## DO THIS
Below are some records. Copy every line in them that holds "Java".

-------------------------

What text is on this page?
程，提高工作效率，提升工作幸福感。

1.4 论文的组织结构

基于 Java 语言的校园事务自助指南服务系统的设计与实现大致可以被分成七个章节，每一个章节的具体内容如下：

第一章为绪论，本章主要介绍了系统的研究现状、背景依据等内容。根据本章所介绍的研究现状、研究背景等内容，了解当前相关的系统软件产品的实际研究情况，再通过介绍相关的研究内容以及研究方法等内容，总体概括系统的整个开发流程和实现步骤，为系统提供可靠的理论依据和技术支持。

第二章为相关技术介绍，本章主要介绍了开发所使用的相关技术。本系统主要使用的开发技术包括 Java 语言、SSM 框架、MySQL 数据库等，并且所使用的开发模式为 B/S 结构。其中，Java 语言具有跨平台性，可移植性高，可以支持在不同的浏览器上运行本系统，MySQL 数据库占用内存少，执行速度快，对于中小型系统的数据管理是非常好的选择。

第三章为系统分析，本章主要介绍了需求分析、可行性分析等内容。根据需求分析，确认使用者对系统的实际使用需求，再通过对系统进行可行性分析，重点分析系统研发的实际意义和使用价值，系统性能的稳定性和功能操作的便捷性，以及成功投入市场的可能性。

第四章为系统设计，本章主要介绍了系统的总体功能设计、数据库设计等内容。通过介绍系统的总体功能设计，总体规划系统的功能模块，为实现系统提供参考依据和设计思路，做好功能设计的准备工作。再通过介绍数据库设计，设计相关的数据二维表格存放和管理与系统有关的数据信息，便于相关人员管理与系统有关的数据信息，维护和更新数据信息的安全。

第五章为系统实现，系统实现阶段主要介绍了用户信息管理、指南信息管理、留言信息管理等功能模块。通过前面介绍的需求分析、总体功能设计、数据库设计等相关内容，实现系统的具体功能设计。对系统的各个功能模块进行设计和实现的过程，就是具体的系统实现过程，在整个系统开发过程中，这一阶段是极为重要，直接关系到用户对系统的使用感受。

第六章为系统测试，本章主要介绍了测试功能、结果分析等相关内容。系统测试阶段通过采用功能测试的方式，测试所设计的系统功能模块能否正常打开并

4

-------------------------

## RESULT
基于 Java 语言的校园事务自助指南服务系统的设计与实现大致可以被分成七个章节，每一个章节的具体内容如下：
第二章为相关技术介绍，本章主要介绍了开发所使用的相关技术。本系统主要使用的开发技术包括 Java 语言、SSM 框架、MySQL 数据库等，并且所使用的开发模式为 B/S 结构。其中，Java 语言具有跨平台性，可移植性高，可以支持在不同的浏览器上运行本系统，MySQL 数据库占用内存少，执行速度快，对于中小型系统的数据管理是非常好的选择。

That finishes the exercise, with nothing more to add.